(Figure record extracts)
━━━━━━━━━━

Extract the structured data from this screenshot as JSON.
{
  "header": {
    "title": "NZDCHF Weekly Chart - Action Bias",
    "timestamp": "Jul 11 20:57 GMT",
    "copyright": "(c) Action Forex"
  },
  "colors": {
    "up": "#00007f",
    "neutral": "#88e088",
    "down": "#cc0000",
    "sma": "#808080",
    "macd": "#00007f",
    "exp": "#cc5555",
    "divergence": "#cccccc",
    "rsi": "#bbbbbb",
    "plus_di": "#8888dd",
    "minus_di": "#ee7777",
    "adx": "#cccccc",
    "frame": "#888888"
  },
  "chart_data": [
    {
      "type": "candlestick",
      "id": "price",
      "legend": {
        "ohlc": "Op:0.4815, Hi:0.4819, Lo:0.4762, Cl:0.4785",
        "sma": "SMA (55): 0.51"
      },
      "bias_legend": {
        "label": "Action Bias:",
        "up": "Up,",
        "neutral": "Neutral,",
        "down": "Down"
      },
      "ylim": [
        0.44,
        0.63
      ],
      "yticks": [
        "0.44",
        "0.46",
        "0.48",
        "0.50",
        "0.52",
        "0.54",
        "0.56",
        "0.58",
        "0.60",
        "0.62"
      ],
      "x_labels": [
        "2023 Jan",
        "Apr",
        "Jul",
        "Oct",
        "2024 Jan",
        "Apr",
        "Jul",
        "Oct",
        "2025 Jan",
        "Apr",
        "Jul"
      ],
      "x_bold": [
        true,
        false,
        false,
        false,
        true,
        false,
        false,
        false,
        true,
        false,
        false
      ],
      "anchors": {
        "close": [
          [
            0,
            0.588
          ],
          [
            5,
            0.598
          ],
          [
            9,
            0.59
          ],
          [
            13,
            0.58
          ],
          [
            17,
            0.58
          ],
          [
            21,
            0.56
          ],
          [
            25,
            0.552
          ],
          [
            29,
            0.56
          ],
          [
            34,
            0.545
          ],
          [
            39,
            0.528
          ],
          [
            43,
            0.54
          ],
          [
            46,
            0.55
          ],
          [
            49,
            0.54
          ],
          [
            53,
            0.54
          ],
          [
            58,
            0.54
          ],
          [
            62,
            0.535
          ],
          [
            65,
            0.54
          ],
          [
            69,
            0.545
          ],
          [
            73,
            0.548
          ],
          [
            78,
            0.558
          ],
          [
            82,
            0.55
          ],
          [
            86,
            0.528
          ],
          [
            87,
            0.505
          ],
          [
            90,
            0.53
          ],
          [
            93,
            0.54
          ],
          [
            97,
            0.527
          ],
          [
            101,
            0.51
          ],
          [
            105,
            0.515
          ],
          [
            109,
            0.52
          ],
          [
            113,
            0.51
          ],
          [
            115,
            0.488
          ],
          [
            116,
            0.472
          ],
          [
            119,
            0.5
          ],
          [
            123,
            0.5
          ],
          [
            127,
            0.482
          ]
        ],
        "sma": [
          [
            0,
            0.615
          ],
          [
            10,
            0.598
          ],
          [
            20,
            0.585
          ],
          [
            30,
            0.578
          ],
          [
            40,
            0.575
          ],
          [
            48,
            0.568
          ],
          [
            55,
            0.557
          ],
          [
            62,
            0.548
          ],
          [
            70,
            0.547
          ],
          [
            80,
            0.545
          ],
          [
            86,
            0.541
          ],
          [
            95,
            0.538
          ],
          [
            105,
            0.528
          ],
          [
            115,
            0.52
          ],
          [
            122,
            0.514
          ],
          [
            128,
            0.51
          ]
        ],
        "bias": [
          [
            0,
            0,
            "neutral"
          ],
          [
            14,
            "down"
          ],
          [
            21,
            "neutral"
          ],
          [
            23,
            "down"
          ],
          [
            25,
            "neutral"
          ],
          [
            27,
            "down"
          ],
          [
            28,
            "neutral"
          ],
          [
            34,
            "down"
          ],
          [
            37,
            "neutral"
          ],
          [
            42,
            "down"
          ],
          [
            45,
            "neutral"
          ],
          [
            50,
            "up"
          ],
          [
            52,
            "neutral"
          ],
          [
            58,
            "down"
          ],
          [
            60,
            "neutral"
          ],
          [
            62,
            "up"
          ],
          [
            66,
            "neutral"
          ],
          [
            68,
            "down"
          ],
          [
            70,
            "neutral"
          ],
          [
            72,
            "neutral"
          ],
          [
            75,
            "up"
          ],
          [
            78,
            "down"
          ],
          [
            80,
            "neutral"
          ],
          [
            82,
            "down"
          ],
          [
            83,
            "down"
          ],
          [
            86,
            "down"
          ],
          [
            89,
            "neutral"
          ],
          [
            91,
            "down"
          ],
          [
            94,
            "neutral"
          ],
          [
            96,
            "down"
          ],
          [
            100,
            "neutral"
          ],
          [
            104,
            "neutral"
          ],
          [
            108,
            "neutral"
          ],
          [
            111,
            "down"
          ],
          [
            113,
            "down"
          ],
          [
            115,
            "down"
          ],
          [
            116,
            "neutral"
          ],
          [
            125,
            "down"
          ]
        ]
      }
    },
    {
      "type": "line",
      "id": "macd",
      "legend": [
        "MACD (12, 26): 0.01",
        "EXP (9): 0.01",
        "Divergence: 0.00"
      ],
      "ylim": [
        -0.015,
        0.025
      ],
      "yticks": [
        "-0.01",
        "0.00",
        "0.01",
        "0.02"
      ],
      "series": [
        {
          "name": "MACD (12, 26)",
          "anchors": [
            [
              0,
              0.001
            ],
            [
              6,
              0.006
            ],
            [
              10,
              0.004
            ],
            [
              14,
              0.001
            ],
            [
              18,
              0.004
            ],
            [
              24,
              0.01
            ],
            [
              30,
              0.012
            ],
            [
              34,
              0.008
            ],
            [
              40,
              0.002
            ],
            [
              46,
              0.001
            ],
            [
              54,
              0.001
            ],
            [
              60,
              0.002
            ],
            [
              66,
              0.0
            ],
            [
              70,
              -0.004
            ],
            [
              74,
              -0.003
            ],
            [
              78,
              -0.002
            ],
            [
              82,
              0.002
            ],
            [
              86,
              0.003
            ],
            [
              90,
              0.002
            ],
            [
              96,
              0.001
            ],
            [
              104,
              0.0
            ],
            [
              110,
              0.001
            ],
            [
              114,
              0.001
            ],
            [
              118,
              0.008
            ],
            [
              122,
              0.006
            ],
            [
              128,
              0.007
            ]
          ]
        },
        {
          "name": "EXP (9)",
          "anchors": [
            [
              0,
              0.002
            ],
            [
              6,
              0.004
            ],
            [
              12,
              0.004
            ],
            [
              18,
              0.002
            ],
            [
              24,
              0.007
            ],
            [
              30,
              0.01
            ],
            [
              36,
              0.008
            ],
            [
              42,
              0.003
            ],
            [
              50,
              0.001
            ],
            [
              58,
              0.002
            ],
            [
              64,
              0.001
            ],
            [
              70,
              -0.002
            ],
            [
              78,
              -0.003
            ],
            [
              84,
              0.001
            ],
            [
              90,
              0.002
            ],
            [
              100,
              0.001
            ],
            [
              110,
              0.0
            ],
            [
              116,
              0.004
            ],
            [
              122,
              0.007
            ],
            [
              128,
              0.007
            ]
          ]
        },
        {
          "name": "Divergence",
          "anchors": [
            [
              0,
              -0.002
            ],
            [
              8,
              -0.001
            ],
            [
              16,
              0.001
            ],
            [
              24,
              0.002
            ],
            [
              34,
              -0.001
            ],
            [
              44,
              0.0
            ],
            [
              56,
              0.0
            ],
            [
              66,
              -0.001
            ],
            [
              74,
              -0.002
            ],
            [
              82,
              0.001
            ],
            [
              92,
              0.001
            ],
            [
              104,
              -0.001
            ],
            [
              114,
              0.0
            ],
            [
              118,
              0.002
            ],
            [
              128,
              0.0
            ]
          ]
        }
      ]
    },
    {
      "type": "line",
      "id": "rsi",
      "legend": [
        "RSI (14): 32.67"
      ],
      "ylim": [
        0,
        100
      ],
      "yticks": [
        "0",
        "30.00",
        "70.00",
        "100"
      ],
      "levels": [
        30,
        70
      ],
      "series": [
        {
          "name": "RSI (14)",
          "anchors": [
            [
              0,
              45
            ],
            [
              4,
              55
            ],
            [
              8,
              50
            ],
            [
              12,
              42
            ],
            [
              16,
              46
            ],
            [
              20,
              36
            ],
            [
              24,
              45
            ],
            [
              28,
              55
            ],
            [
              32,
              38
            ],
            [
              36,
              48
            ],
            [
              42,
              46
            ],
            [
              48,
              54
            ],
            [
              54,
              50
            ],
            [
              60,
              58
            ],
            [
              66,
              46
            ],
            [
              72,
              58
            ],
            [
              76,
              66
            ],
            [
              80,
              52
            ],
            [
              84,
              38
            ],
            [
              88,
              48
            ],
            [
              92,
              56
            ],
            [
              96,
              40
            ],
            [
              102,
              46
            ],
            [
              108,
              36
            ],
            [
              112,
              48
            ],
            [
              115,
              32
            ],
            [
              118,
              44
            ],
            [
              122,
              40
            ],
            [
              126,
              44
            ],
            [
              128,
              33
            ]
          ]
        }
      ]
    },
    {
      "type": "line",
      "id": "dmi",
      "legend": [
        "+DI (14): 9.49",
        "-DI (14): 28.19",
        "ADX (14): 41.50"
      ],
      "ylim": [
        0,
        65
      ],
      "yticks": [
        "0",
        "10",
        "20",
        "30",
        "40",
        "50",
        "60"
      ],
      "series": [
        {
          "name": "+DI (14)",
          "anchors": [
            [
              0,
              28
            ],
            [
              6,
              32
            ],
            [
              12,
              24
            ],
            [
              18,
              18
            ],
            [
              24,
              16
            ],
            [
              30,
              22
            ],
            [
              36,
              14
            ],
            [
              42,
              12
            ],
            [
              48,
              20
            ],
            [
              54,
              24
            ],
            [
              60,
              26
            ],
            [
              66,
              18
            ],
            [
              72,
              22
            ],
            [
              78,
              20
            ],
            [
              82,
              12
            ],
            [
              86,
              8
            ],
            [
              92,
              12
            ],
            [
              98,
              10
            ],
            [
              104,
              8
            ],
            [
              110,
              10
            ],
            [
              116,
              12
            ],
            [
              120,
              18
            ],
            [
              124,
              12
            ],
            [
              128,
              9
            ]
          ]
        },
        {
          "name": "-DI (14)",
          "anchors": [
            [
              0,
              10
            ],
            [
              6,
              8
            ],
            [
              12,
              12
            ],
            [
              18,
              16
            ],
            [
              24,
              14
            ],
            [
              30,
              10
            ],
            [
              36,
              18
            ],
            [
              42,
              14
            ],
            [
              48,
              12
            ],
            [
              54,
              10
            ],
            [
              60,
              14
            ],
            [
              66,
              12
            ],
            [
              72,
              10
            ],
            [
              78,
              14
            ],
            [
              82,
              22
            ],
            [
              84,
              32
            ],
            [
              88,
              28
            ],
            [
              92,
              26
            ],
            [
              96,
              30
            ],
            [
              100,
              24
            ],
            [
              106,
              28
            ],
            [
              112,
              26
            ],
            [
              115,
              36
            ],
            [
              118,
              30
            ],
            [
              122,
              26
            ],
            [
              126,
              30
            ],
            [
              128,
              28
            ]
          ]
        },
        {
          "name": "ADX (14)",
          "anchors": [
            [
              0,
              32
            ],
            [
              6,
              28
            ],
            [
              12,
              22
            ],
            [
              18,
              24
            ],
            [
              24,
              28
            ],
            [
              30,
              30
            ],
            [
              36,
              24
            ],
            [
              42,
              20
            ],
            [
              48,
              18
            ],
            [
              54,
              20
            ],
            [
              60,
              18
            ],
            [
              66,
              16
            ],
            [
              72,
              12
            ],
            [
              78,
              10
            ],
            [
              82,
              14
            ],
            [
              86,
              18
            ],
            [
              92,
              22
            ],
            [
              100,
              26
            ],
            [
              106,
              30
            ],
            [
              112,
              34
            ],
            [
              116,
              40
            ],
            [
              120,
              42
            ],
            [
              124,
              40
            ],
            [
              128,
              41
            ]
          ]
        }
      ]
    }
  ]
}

━━━━━━━━━━

## [Requirement]
From the data above, copy each line where the string "name" appears.

## [Answer for the task]
          "name": "MACD (12, 26)",
          "name": "EXP (9)",
          "name": "Divergence",
          "name": "RSI (14)",
          "name": "+DI (14)",
          "name": "-DI (14)",
          "name": "ADX (14)",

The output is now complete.